## Begin

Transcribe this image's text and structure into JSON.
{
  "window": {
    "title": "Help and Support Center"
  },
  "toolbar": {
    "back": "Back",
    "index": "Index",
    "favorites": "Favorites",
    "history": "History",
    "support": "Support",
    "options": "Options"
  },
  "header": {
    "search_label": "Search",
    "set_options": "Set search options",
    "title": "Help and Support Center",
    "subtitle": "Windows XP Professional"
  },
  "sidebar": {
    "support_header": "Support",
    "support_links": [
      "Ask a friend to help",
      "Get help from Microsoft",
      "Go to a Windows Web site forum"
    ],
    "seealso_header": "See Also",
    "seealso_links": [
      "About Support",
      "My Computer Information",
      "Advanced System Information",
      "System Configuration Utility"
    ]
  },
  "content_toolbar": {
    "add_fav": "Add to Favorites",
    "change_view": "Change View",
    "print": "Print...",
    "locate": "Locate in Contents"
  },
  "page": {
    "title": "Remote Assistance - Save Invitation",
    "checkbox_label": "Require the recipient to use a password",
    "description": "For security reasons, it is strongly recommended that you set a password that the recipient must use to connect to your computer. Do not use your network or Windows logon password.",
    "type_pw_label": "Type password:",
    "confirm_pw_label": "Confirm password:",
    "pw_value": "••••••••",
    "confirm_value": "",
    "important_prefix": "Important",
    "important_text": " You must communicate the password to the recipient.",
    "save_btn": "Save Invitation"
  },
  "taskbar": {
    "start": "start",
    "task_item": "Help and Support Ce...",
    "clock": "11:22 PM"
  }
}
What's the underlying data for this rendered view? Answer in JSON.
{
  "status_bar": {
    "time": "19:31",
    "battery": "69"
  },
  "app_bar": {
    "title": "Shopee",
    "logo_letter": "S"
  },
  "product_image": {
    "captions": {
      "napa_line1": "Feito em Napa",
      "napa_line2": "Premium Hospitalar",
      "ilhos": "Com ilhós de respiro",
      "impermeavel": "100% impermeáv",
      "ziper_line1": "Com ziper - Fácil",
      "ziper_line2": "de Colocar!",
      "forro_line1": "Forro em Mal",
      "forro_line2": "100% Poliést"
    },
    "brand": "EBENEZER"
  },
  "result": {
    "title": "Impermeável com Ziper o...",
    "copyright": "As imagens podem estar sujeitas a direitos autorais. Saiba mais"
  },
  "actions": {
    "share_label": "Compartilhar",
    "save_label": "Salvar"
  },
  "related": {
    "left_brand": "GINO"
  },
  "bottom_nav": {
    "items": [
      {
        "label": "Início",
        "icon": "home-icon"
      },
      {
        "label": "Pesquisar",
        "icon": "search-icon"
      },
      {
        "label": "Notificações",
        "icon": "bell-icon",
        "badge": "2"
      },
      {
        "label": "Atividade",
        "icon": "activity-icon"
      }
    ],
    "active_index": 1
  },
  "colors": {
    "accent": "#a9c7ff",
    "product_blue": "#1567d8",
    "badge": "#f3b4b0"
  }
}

## End

● **PROBLEM REQUIREMENTS**
Write out every line exactly as it stands.

● **RESULT OF THE TASK**
Transcribe this image's text and structure into JSON.
{
  "window": {
    "title": "Help and Support Center"
  },
  "toolbar": {
    "back": "Back",
    "index": "Index",
    "favorites": "Favorites",
    "history": "History",
    "support": "Support",
    "options": "Options"
  },
  "header": {
    "search_label": "Search",
    "set_options": "Set search options",
    "title": "Help and Support Center",
    "subtitle": "Windows XP Professional"
  },
  "sidebar": {
    "support_header": "Support",
    "support_links": [
      "Ask a friend to help",
      "Get help from Microsoft",
      "Go to a Windows Web site forum"
    ],
    "seealso_header": "See Also",
    "seealso_links": [
      "About Support",
      "My Computer Information",
      "Advanced System Information",
      "System Configuration Utility"
    ]
  },
  "content_toolbar": {
    "add_fav": "Add to Favorites",
    "change_view": "Change View",
    "print": "Print...",
    "locate": "Locate in Contents"
  },
  "page": {
    "title": "Remote Assistance - Save Invitation",
    "checkbox_label": "Require the recipient to use a password",
    "description": "For security reasons, it is strongly recommended that you set a password that the recipient must use to connect to your computer. Do not use your network or Windows logon password.",
    "type_pw_label": "Type password:",
    "confirm_pw_label": "Confirm password:",
    "pw_value": "••••••••",
    "confirm_value": "",
    "important_prefix": "Important",
    "important_text": " You must communicate the password to the recipient.",
    "save_btn": "Save Invitation"
  },
  "taskbar": {
    "start": "start",
    "task_item": "Help and Support Ce...",
    "clock": "11:22 PM"
  }
}
What's the underlying data for this rendered view? Answer in JSON.
{
  "status_bar": {
    "time": "19:31",
    "battery": "69"
  },
  "app_bar": {
    "title": "Shopee",
    "logo_letter": "S"
  },
  "product_image": {
    "captions": {
      "napa_line1": "Feito em Napa",
      "napa_line2": "Premium Hospitalar",
      "ilhos": "Com ilhós de respiro",
      "impermeavel": "100% impermeáv",
      "ziper_line1": "Com ziper - Fácil",
      "ziper_line2": "de Colocar!",
      "forro_line1": "Forro em Mal",
      "forro_line2": "100% Poliést"
    },
    "brand": "EBENEZER"
  },
  "result": {
    "title": "Impermeável com Ziper o...",
    "copyright": "As imagens podem estar sujeitas a direitos autorais. Saiba mais"
  },
  "actions": {
    "share_label": "Compartilhar",
    "save_label": "Salvar"
  },
  "related": {
    "left_brand": "GINO"
  },
  "bottom_nav": {
    "items": [
      {
        "label": "Início",
        "icon": "home-icon"
      },
      {
        "label": "Pesquisar",
        "icon": "search-icon"
      },
      {
        "label": "Notificações",
        "icon": "bell-icon",
        "badge": "2"
      },
      {
        "label": "Atividade",
        "icon": "activity-icon"
      }
    ],
    "active_index": 1
  },
  "colors": {
    "accent": "#a9c7ff",
    "product_blue": "#1567d8",
    "badge": "#f3b4b0"
  }
}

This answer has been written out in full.